• [WHAT IS NEEDED]
Look through the data below and return each line where "счет" appears.

• [GIVEN ENTRIES]
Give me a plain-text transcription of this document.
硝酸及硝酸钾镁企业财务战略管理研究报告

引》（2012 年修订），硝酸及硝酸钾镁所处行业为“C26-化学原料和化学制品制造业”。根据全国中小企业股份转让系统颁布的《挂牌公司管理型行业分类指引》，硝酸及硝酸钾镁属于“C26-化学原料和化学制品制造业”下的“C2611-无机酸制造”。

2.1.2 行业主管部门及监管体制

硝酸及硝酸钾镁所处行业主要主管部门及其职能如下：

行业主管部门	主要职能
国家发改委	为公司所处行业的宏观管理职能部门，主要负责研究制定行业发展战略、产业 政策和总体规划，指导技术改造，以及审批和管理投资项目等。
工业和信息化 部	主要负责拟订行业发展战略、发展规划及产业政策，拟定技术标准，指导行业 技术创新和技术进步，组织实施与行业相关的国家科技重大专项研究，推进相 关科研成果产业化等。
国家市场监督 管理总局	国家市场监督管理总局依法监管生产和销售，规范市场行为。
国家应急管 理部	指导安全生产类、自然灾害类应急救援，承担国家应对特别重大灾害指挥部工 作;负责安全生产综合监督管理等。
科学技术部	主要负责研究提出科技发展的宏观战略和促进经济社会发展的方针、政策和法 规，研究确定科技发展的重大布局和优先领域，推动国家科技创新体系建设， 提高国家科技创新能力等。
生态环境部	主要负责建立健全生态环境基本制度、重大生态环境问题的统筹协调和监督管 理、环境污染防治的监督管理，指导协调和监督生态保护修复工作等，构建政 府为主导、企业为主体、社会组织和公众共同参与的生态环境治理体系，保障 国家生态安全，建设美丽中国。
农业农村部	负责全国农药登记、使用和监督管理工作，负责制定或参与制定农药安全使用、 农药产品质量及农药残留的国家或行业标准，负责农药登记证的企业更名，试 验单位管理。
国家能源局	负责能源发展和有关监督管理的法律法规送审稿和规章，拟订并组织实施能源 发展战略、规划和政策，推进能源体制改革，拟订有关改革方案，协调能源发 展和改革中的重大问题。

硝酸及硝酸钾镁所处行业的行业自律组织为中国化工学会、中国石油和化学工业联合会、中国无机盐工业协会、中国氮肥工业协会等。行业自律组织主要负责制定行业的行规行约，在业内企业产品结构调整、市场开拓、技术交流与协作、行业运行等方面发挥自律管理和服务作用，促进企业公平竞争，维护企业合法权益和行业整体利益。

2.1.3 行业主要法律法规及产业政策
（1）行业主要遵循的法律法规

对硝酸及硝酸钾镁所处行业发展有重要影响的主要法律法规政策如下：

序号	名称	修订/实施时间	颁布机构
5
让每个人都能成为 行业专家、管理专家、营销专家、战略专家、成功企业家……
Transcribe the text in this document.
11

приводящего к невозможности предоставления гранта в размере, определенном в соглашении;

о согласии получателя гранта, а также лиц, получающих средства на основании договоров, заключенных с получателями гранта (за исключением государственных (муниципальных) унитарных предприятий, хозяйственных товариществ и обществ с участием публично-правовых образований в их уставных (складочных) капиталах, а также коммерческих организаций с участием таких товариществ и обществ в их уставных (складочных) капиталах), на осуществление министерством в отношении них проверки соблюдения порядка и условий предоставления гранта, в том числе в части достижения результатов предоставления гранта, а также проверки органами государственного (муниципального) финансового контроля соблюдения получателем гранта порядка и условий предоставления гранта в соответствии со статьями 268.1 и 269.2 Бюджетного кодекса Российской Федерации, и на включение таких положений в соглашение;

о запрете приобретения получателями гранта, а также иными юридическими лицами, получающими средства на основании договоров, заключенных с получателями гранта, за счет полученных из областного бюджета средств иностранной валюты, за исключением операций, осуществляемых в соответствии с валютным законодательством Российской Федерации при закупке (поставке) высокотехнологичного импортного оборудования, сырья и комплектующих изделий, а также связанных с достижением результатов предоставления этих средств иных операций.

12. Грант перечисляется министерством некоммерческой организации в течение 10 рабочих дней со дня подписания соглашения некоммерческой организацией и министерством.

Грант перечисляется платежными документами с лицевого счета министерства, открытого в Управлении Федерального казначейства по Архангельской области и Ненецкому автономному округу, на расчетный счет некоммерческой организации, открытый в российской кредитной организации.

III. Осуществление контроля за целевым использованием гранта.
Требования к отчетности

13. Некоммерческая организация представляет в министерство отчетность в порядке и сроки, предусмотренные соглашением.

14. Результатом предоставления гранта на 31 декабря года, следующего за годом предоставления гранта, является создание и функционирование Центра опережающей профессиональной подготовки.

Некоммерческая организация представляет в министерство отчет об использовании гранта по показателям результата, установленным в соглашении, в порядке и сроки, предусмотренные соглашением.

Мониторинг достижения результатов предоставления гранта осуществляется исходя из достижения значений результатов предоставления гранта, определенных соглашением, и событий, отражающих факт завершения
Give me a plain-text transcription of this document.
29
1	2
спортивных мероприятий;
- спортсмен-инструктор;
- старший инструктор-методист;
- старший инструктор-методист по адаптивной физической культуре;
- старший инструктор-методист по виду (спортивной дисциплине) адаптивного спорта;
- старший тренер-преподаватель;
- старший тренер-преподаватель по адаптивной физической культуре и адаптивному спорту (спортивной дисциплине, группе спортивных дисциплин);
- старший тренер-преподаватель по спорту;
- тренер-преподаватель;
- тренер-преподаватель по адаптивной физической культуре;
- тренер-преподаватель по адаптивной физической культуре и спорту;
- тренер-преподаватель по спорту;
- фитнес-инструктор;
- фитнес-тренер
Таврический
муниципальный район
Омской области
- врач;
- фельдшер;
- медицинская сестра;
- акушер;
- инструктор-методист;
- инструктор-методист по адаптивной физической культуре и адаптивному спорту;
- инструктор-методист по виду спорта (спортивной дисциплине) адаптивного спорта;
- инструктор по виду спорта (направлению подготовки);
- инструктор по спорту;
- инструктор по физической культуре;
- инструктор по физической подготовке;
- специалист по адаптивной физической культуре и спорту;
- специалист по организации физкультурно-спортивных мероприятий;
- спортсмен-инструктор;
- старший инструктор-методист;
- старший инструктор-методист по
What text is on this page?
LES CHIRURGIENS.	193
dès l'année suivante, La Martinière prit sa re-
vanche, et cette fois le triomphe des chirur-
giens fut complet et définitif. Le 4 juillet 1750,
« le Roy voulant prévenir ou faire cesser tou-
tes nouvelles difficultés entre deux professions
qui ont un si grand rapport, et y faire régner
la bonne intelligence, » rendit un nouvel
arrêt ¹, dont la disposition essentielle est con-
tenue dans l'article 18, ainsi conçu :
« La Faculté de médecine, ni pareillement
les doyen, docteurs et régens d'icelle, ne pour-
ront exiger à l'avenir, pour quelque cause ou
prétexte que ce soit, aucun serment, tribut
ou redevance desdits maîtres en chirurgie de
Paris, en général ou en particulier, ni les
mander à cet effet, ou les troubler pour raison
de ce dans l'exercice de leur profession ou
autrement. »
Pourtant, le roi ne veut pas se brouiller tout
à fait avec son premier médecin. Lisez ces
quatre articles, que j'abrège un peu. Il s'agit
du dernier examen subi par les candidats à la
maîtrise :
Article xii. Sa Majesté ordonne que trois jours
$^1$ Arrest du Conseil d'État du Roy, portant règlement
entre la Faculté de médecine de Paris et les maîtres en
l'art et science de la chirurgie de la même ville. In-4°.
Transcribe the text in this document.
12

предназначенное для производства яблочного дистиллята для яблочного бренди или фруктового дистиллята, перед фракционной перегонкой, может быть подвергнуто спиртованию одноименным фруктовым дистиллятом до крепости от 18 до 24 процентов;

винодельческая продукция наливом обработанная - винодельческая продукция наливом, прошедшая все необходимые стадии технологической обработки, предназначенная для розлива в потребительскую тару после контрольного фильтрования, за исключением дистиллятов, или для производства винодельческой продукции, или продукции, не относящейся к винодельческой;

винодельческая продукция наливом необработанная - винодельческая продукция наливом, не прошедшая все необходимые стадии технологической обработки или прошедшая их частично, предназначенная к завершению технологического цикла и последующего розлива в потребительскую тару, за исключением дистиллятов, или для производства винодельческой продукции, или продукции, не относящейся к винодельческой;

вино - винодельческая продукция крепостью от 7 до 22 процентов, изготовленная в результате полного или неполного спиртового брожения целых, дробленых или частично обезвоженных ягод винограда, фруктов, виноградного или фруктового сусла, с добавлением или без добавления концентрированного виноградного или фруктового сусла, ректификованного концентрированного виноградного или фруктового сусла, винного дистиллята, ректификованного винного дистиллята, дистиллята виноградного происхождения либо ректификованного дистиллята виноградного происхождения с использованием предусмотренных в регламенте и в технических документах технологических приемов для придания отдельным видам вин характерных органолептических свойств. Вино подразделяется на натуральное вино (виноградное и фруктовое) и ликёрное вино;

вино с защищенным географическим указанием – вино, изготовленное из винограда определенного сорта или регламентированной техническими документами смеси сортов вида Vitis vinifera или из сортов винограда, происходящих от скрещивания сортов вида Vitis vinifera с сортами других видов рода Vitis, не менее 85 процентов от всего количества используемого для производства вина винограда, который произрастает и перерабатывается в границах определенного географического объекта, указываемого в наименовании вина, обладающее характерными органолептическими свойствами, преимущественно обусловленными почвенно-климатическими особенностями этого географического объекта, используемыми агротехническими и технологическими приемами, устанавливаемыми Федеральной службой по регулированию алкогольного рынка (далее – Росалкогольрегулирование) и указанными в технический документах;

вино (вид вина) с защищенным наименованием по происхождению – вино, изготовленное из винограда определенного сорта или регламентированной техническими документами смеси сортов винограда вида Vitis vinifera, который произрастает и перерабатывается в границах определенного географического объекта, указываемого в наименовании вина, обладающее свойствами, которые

• [OUTPUT FOR THIS TASK]
о запрете приобретения получателями гранта, а также иными юридическими лицами, получающими средства на основании договоров, заключенных с получателями гранта, за счет полученных из областного бюджета средств иностранной валюты, за исключением операций, осуществляемых в соответствии с валютным законодательством Российской Федерации при закупке (поставке) высокотехнологичного импортного оборудования, сырья и комплектующих изделий, а также связанных с достижением результатов предоставления этих средств иных операций.
Грант перечисляется платежными документами с лицевого счета министерства, открытого в Управлении Федерального казначейства по Архангельской области и Ненецкому автономному округу, на расчетный счет некоммерческой организации, открытый в российской кредитной организации.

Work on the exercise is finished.